Take the material below and write it all out again exactly.

⁂

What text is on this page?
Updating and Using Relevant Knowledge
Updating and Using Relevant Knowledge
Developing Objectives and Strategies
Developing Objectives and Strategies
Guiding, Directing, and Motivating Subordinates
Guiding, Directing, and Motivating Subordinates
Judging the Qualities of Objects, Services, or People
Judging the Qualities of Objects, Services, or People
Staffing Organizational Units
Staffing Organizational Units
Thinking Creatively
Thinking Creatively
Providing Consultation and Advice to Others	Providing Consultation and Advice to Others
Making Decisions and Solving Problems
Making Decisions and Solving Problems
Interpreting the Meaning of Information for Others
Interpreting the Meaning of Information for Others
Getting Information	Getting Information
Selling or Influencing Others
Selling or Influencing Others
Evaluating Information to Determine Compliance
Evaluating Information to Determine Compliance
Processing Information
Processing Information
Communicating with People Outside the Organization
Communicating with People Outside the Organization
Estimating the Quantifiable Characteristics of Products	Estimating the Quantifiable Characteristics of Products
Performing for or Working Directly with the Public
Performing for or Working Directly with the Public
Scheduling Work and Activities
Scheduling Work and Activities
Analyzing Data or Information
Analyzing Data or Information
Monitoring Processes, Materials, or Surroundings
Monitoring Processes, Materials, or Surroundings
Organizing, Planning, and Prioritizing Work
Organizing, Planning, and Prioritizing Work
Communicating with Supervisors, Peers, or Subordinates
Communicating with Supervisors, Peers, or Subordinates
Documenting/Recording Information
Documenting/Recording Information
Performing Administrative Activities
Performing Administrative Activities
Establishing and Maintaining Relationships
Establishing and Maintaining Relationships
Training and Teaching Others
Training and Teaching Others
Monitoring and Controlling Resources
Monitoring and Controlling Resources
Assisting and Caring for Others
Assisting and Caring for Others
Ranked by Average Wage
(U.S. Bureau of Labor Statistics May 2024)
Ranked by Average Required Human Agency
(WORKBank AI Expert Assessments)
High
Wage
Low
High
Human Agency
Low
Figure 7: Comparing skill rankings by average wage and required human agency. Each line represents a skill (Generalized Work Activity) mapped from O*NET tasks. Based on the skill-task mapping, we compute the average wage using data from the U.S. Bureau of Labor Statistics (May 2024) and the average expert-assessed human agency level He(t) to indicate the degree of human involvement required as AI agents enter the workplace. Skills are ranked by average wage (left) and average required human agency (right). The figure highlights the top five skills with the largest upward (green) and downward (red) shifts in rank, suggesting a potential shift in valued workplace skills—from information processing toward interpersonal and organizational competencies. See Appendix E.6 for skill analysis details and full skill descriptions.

⁂

> [Task result]
What text is on this page?
Updating and Using Relevant Knowledge
Updating and Using Relevant Knowledge
Developing Objectives and Strategies
Developing Objectives and Strategies
Guiding, Directing, and Motivating Subordinates
Guiding, Directing, and Motivating Subordinates
Judging the Qualities of Objects, Services, or People
Judging the Qualities of Objects, Services, or People
Staffing Organizational Units
Staffing Organizational Units
Thinking Creatively
Thinking Creatively
Providing Consultation and Advice to Others	Providing Consultation and Advice to Others
Making Decisions and Solving Problems
Making Decisions and Solving Problems
Interpreting the Meaning of Information for Others
Interpreting the Meaning of Information for Others
Getting Information	Getting Information
Selling or Influencing Others
Selling or Influencing Others
Evaluating Information to Determine Compliance
Evaluating Information to Determine Compliance
Processing Information
Processing Information
Communicating with People Outside the Organization
Communicating with People Outside the Organization
Estimating the Quantifiable Characteristics of Products	Estimating the Quantifiable Characteristics of Products
Performing for or Working Directly with the Public
Performing for or Working Directly with the Public
Scheduling Work and Activities
Scheduling Work and Activities
Analyzing Data or Information
Analyzing Data or Information
Monitoring Processes, Materials, or Surroundings
Monitoring Processes, Materials, or Surroundings
Organizing, Planning, and Prioritizing Work
Organizing, Planning, and Prioritizing Work
Communicating with Supervisors, Peers, or Subordinates
Communicating with Supervisors, Peers, or Subordinates
Documenting/Recording Information
Documenting/Recording Information
Performing Administrative Activities
Performing Administrative Activities
Establishing and Maintaining Relationships
Establishing and Maintaining Relationships
Training and Teaching Others
Training and Teaching Others
Monitoring and Controlling Resources
Monitoring and Controlling Resources
Assisting and Caring for Others
Assisting and Caring for Others
Ranked by Average Wage
(U.S. Bureau of Labor Statistics May 2024)
Ranked by Average Required Human Agency
(WORKBank AI Expert Assessments)
High
Wage
Low
High
Human Agency
Low
Figure 7: Comparing skill rankings by average wage and required human agency. Each line represents a skill (Generalized Work Activity) mapped from O*NET tasks. Based on the skill-task mapping, we compute the average wage using data from the U.S. Bureau of Labor Statistics (May 2024) and the average expert-assessed human agency level He(t) to indicate the degree of human involvement required as AI agents enter the workplace. Skills are ranked by average wage (left) and average required human agency (right). The figure highlights the top five skills with the largest upward (green) and downward (red) shifts in rank, suggesting a potential shift in valued workplace skills—from information processing toward interpersonal and organizational competencies. See Appendix E.6 for skill analysis details and full skill descriptions.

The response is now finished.